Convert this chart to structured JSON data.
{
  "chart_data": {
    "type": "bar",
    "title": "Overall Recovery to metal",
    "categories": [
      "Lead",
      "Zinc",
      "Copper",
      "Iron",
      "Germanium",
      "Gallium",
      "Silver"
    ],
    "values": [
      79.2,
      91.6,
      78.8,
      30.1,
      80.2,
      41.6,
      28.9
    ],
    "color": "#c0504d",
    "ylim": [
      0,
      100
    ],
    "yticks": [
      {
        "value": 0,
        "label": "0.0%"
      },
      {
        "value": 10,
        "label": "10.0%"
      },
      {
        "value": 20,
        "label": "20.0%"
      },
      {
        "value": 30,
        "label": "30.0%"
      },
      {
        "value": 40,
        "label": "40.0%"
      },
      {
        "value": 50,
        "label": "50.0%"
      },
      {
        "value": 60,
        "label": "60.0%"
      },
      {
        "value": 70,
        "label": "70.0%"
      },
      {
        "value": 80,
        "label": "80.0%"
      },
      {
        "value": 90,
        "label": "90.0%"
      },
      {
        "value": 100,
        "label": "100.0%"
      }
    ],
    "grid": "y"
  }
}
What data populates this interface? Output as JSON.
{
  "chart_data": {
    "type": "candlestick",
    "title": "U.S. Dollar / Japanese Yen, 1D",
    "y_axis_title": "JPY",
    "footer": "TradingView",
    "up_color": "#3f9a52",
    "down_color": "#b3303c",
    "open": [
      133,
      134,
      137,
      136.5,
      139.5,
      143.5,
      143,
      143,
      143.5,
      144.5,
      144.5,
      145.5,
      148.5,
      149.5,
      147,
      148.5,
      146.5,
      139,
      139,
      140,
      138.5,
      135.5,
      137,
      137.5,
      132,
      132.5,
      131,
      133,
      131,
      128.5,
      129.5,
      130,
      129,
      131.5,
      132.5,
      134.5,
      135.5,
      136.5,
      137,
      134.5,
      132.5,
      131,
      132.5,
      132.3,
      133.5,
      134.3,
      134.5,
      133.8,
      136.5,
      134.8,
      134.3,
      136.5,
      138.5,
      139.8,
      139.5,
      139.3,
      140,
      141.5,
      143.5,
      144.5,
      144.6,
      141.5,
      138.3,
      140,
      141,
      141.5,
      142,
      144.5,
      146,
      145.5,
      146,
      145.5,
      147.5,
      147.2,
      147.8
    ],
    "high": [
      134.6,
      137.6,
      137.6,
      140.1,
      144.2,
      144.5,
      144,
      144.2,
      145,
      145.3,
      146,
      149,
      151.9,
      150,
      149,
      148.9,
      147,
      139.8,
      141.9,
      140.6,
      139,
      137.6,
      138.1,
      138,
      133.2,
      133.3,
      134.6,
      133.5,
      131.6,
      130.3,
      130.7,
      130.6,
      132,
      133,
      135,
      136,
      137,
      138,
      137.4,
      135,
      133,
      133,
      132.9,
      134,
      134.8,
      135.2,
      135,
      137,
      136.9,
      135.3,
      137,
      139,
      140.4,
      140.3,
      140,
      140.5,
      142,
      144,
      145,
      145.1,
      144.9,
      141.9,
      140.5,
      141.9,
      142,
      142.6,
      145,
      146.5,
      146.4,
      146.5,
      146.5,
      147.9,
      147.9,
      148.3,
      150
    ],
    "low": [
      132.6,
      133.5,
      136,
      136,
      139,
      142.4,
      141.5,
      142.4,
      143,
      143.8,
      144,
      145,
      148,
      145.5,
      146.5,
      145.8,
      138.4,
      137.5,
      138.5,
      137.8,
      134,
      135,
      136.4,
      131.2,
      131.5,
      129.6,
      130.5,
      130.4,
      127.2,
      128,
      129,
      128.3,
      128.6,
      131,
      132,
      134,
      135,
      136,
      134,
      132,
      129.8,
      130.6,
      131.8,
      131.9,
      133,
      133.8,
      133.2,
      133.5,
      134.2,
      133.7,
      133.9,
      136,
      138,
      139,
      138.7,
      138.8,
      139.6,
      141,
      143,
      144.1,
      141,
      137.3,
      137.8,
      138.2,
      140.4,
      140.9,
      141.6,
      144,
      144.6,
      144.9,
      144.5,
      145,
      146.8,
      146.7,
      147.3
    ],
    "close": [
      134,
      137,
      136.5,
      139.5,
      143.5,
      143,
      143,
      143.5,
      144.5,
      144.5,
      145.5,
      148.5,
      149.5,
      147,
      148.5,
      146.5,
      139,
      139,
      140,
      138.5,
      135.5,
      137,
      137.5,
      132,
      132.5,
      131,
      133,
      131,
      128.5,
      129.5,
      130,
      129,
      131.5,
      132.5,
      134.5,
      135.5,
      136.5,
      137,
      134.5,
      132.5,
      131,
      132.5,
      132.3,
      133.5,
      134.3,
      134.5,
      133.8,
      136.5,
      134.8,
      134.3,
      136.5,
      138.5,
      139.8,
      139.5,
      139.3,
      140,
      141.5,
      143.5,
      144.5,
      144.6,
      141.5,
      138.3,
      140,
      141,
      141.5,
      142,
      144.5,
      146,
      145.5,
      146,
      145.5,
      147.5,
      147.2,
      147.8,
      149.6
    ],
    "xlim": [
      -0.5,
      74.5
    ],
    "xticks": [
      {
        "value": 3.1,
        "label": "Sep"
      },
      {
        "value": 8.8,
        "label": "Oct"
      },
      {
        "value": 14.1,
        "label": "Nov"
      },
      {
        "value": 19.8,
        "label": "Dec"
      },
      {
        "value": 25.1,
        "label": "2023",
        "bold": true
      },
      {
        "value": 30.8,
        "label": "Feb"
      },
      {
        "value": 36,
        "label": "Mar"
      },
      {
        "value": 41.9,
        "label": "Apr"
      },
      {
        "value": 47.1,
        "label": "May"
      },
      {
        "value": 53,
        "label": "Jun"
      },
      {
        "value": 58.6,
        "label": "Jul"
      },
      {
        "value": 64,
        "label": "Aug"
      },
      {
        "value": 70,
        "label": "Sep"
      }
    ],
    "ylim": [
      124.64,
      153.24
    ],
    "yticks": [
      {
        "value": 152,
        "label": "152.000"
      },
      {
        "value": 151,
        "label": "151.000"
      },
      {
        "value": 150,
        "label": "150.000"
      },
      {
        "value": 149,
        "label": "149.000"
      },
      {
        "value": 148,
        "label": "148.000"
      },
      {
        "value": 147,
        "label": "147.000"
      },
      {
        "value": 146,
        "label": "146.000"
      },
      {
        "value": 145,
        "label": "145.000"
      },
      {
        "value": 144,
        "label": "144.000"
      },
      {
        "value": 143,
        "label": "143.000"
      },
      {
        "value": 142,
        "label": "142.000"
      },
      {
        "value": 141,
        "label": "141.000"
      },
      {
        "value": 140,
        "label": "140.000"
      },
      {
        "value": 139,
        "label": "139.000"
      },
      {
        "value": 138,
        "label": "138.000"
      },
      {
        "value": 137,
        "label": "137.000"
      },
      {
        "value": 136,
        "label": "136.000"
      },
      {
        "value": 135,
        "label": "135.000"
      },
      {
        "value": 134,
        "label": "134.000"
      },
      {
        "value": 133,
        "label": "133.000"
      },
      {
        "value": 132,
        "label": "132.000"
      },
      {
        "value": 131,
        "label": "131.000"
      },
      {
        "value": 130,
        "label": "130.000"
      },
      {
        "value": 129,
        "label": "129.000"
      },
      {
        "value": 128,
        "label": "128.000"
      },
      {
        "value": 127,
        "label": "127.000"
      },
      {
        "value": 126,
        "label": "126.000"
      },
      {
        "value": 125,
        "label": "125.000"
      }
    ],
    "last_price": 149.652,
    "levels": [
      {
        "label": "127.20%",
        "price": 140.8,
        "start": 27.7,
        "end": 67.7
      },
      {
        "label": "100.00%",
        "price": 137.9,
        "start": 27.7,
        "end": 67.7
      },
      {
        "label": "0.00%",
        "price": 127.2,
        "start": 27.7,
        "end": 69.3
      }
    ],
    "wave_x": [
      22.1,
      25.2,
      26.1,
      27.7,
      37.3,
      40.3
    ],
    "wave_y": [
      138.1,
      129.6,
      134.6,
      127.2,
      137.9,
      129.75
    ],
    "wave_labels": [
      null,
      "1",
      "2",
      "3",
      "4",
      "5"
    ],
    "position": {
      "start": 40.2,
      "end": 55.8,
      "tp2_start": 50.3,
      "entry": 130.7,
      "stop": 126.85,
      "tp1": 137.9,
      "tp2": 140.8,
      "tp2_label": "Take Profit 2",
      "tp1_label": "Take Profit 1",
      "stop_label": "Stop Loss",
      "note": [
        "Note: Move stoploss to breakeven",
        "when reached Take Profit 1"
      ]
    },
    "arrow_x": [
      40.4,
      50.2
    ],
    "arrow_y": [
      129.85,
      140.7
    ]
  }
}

* * * * * * *

**Exercise requirements**
Give the count of lines holding the word "JSON", with no other words.

**Solution to this exercise**
2